◆ **EXERCISE MATERIAL**

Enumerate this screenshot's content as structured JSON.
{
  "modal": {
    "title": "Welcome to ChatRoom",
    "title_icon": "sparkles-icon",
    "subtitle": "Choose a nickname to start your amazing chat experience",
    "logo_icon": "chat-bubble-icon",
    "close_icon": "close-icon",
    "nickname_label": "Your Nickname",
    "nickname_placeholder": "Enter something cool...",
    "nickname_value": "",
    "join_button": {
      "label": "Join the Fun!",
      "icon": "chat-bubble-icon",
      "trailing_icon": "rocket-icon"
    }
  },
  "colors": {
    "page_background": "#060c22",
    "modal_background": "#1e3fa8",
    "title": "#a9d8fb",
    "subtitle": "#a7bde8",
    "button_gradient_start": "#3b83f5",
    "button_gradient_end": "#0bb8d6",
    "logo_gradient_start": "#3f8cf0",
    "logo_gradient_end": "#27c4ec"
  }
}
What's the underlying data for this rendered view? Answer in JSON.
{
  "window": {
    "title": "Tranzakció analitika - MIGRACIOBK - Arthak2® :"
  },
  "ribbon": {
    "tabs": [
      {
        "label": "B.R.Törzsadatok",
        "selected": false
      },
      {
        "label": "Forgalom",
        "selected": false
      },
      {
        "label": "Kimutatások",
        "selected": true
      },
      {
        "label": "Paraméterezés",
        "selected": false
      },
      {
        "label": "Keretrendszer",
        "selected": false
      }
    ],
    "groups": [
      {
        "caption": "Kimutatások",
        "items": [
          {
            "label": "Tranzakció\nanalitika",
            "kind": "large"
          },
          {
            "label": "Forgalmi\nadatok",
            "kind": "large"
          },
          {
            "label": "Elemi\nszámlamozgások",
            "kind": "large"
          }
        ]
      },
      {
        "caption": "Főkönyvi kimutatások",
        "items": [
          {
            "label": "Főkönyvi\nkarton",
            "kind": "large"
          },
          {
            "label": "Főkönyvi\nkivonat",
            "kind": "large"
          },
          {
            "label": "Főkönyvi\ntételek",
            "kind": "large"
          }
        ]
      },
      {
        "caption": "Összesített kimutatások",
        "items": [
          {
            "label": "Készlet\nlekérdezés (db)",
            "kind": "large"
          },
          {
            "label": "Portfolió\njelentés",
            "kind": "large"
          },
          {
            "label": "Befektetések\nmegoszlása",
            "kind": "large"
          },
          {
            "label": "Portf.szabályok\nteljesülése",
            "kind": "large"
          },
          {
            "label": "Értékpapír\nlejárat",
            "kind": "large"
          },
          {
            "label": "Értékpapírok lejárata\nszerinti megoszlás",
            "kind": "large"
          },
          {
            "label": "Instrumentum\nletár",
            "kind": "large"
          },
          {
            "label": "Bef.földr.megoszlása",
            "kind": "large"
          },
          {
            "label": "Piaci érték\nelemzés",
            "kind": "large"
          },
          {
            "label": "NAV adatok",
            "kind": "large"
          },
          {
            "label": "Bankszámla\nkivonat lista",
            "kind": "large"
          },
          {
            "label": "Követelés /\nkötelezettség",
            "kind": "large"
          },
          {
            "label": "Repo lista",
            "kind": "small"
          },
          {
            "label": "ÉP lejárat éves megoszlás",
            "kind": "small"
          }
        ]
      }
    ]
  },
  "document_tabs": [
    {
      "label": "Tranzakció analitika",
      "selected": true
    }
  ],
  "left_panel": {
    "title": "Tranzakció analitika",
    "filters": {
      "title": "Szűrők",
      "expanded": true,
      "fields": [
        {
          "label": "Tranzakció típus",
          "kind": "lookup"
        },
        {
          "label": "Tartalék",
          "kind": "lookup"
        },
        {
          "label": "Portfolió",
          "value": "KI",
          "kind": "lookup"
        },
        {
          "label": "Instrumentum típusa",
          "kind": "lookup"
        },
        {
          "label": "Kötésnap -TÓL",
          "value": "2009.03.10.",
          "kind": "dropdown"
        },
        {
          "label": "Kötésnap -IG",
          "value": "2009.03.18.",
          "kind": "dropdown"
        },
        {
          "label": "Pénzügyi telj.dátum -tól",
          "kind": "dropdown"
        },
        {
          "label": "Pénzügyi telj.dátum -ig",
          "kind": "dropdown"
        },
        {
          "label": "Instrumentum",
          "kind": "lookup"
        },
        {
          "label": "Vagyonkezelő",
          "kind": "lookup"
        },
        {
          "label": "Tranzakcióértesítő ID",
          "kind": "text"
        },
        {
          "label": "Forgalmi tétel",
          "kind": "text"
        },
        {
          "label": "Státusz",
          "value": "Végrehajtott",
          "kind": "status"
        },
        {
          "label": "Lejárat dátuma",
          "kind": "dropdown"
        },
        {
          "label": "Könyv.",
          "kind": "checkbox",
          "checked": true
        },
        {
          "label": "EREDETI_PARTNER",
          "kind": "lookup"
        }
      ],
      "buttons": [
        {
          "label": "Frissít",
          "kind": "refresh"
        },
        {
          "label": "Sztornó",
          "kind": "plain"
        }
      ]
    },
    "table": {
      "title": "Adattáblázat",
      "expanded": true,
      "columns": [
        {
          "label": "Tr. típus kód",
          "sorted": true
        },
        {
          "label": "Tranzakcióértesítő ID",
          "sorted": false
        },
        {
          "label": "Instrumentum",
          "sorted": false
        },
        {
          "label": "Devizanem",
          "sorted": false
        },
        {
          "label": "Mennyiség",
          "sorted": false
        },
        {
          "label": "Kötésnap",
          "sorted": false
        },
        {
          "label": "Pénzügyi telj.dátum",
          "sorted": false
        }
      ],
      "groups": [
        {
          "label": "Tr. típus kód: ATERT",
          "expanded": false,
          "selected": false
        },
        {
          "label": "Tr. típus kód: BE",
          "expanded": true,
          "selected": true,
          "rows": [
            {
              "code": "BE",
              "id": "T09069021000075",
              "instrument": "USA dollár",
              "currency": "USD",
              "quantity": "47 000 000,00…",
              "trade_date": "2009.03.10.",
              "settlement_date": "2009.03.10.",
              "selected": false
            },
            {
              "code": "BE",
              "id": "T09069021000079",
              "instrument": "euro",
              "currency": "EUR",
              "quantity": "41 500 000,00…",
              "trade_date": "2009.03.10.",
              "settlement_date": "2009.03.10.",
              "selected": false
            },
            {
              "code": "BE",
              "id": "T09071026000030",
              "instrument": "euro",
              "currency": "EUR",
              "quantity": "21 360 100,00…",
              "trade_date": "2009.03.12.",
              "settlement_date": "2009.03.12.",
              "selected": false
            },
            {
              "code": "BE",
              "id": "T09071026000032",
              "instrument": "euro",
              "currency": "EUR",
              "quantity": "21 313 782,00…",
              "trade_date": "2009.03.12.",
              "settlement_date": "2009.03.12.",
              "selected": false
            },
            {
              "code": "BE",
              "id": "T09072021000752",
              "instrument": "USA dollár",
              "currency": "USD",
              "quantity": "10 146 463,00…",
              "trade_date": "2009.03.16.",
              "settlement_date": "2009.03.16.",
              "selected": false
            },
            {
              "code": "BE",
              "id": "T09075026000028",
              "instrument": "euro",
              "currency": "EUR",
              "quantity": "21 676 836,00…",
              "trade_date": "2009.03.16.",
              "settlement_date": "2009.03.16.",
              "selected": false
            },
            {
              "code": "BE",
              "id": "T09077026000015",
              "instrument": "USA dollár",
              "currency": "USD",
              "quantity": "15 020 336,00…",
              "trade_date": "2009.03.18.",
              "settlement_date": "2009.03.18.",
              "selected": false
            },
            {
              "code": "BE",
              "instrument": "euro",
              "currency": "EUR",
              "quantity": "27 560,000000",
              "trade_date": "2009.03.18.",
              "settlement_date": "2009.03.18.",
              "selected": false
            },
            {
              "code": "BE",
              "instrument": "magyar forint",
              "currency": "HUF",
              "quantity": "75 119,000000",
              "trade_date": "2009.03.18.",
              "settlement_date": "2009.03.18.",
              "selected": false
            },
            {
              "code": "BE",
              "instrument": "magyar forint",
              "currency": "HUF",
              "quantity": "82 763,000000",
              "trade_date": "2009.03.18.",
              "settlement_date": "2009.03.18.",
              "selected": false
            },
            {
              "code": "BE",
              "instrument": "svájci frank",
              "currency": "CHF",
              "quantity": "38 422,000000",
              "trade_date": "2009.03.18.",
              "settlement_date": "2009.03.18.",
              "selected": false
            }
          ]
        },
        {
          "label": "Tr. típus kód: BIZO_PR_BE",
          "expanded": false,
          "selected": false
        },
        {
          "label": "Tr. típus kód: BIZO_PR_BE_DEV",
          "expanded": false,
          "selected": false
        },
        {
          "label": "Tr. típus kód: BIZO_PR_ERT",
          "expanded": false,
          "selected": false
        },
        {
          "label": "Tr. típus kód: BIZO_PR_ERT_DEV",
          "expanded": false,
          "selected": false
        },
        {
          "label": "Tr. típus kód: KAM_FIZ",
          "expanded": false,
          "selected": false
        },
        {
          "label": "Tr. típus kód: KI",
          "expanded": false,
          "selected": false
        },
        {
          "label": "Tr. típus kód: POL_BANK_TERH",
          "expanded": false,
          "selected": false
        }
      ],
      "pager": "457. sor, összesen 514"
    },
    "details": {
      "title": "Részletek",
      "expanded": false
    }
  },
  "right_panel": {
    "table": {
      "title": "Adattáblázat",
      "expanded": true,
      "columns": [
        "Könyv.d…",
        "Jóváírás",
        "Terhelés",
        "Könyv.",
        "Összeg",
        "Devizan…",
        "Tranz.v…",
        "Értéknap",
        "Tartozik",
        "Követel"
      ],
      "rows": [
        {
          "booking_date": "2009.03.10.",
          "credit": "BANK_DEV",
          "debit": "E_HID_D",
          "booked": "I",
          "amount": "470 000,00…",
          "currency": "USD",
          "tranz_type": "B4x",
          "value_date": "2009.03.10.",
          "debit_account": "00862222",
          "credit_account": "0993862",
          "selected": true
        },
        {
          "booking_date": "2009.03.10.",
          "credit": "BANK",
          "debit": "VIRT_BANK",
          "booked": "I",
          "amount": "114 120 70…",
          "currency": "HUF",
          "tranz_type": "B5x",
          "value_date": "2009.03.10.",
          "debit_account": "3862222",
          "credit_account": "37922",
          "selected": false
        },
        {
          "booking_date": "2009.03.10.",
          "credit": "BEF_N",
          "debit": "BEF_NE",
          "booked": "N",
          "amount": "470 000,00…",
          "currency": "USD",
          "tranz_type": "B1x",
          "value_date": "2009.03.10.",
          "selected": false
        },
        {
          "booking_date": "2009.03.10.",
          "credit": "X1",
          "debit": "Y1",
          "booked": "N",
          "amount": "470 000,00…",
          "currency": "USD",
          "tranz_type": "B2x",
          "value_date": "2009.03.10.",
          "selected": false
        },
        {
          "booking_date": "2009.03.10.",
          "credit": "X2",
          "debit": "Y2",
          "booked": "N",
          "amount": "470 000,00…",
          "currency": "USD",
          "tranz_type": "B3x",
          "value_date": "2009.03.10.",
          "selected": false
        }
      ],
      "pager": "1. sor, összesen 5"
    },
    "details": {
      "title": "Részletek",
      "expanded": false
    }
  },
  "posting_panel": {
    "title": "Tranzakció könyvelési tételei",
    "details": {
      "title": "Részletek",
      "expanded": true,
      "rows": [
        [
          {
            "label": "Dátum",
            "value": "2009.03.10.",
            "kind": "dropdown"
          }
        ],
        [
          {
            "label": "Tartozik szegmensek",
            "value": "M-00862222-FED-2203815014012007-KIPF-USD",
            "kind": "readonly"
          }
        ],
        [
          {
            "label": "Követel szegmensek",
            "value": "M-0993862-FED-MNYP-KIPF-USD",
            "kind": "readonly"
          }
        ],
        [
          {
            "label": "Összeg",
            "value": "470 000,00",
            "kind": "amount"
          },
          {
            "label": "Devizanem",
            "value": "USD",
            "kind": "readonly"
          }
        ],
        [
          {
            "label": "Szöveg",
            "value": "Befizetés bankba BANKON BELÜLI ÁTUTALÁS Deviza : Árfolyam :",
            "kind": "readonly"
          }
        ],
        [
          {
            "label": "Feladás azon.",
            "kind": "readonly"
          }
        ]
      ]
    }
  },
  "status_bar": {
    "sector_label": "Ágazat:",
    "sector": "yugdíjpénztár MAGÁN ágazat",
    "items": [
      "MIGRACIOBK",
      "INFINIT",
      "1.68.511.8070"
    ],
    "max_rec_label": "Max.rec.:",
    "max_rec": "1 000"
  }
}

◆ **THE TASK**
Show each line holding the word "JSON".

◆ **REPLY TO THE EXERCISE**
Enumerate this screenshot's content as structured JSON.
What's the underlying data for this rendered view? Answer in JSON.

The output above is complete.